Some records
—————

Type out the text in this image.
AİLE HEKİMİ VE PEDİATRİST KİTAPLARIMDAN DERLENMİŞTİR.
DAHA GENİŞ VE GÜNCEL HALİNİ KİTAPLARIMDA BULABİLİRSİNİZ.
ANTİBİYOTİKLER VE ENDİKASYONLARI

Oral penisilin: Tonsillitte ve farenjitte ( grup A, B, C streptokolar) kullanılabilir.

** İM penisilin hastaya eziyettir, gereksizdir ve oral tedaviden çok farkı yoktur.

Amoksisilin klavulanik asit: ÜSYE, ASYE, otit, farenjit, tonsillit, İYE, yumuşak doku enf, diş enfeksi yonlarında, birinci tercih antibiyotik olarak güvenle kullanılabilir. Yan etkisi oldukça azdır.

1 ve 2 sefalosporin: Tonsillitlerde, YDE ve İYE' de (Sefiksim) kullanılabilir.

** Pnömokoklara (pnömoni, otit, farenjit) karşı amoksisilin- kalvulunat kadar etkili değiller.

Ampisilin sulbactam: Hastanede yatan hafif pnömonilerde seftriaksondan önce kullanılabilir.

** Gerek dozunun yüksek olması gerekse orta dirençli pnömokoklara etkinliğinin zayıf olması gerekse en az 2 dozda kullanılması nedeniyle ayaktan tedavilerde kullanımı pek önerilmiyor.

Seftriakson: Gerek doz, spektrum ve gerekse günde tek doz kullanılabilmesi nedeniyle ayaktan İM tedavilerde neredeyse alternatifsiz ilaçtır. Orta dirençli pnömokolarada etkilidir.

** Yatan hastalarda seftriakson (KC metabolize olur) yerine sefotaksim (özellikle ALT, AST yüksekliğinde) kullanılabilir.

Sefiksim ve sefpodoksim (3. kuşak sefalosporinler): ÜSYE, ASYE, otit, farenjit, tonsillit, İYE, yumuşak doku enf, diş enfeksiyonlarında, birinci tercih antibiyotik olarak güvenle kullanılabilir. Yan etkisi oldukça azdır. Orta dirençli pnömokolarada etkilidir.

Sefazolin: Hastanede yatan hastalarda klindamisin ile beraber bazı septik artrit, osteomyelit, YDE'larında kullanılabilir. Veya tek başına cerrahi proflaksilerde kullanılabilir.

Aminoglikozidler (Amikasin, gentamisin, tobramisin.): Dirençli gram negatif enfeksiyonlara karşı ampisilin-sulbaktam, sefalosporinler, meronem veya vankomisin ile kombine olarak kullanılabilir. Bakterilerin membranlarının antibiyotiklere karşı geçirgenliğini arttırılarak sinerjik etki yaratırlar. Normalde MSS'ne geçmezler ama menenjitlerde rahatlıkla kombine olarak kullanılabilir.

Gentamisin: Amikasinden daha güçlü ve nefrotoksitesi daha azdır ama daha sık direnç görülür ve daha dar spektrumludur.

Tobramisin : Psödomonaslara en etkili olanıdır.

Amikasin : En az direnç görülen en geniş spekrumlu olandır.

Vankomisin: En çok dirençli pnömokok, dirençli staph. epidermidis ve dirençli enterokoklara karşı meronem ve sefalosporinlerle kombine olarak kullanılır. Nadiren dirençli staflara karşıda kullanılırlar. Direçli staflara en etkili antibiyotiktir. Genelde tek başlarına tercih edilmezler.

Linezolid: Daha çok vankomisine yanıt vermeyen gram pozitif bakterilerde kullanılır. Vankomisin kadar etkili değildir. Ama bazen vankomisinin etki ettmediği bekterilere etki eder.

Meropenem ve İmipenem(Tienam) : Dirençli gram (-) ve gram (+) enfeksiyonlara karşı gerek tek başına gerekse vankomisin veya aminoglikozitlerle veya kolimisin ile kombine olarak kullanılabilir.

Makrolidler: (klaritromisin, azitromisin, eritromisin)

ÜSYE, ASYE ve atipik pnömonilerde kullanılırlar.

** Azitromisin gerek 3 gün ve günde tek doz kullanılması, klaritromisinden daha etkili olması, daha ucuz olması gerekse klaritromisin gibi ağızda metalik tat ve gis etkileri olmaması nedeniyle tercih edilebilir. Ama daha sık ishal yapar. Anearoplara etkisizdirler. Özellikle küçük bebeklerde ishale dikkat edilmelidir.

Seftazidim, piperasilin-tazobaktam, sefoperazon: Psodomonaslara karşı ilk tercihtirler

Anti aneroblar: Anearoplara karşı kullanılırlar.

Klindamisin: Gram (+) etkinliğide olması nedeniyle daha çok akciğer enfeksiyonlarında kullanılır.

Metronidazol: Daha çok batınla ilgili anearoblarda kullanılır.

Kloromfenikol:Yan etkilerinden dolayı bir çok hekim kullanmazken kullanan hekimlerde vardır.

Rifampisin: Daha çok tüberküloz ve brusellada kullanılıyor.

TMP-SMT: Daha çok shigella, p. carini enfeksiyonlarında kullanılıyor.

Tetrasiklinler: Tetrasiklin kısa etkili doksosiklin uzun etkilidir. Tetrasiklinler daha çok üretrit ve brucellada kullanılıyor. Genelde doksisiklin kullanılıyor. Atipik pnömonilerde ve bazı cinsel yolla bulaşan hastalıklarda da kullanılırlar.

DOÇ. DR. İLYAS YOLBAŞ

—————

Your objective: Copy out each line above, character for character.

Full response:
Type out the text in this image.
AİLE HEKİMİ VE PEDİATRİST KİTAPLARIMDAN DERLENMİŞTİR.
DAHA GENİŞ VE GÜNCEL HALİNİ KİTAPLARIMDA BULABİLİRSİNİZ.
ANTİBİYOTİKLER VE ENDİKASYONLARI

Oral penisilin: Tonsillitte ve farenjitte ( grup A, B, C streptokolar) kullanılabilir.

** İM penisilin hastaya eziyettir, gereksizdir ve oral tedaviden çok farkı yoktur.

Amoksisilin klavulanik asit: ÜSYE, ASYE, otit, farenjit, tonsillit, İYE, yumuşak doku enf, diş enfeksi yonlarında, birinci tercih antibiyotik olarak güvenle kullanılabilir. Yan etkisi oldukça azdır.

1 ve 2 sefalosporin: Tonsillitlerde, YDE ve İYE' de (Sefiksim) kullanılabilir.

** Pnömokoklara (pnömoni, otit, farenjit) karşı amoksisilin- kalvulunat kadar etkili değiller.

Ampisilin sulbactam: Hastanede yatan hafif pnömonilerde seftriaksondan önce kullanılabilir.

** Gerek dozunun yüksek olması gerekse orta dirençli pnömokoklara etkinliğinin zayıf olması gerekse en az 2 dozda kullanılması nedeniyle ayaktan tedavilerde kullanımı pek önerilmiyor.

Seftriakson: Gerek doz, spektrum ve gerekse günde tek doz kullanılabilmesi nedeniyle ayaktan İM tedavilerde neredeyse alternatifsiz ilaçtır. Orta dirençli pnömokolarada etkilidir.

** Yatan hastalarda seftriakson (KC metabolize olur) yerine sefotaksim (özellikle ALT, AST yüksekliğinde) kullanılabilir.

Sefiksim ve sefpodoksim (3. kuşak sefalosporinler): ÜSYE, ASYE, otit, farenjit, tonsillit, İYE, yumuşak doku enf, diş enfeksiyonlarında, birinci tercih antibiyotik olarak güvenle kullanılabilir. Yan etkisi oldukça azdır. Orta dirençli pnömokolarada etkilidir.

Sefazolin: Hastanede yatan hastalarda klindamisin ile beraber bazı septik artrit, osteomyelit, YDE'larında kullanılabilir. Veya tek başına cerrahi proflaksilerde kullanılabilir.

Aminoglikozidler (Amikasin, gentamisin, tobramisin.): Dirençli gram negatif enfeksiyonlara karşı ampisilin-sulbaktam, sefalosporinler, meronem veya vankomisin ile kombine olarak kullanılabilir. Bakterilerin membranlarının antibiyotiklere karşı geçirgenliğini arttırılarak sinerjik etki yaratırlar. Normalde MSS'ne geçmezler ama menenjitlerde rahatlıkla kombine olarak kullanılabilir.

Gentamisin: Amikasinden daha güçlü ve nefrotoksitesi daha azdır ama daha sık direnç görülür ve daha dar spektrumludur.

Tobramisin : Psödomonaslara en etkili olanıdır.

Amikasin : En az direnç görülen en geniş spekrumlu olandır.

Vankomisin: En çok dirençli pnömokok, dirençli staph. epidermidis ve dirençli enterokoklara karşı meronem ve sefalosporinlerle kombine olarak kullanılır. Nadiren dirençli staflara karşıda kullanılırlar. Direçli staflara en etkili antibiyotiktir. Genelde tek başlarına tercih edilmezler.

Linezolid: Daha çok vankomisine yanıt vermeyen gram pozitif bakterilerde kullanılır. Vankomisin kadar etkili değildir. Ama bazen vankomisinin etki ettmediği bekterilere etki eder.

Meropenem ve İmipenem(Tienam) : Dirençli gram (-) ve gram (+) enfeksiyonlara karşı gerek tek başına gerekse vankomisin veya aminoglikozitlerle veya kolimisin ile kombine olarak kullanılabilir.

Makrolidler: (klaritromisin, azitromisin, eritromisin)

ÜSYE, ASYE ve atipik pnömonilerde kullanılırlar.

** Azitromisin gerek 3 gün ve günde tek doz kullanılması, klaritromisinden daha etkili olması, daha ucuz olması gerekse klaritromisin gibi ağızda metalik tat ve gis etkileri olmaması nedeniyle tercih edilebilir. Ama daha sık ishal yapar. Anearoplara etkisizdirler. Özellikle küçük bebeklerde ishale dikkat edilmelidir.

Seftazidim, piperasilin-tazobaktam, sefoperazon: Psodomonaslara karşı ilk tercihtirler

Anti aneroblar: Anearoplara karşı kullanılırlar.

Klindamisin: Gram (+) etkinliğide olması nedeniyle daha çok akciğer enfeksiyonlarında kullanılır.

Metronidazol: Daha çok batınla ilgili anearoblarda kullanılır.

Kloromfenikol:Yan etkilerinden dolayı bir çok hekim kullanmazken kullanan hekimlerde vardır.

Rifampisin: Daha çok tüberküloz ve brusellada kullanılıyor.

TMP-SMT: Daha çok shigella, p. carini enfeksiyonlarında kullanılıyor.

Tetrasiklinler: Tetrasiklin kısa etkili doksosiklin uzun etkilidir. Tetrasiklinler daha çok üretrit ve brucellada kullanılıyor. Genelde doksisiklin kullanılıyor. Atipik pnömonilerde ve bazı cinsel yolla bulaşan hastalıklarda da kullanılırlar.

DOÇ. DR. İLYAS YOLBAŞ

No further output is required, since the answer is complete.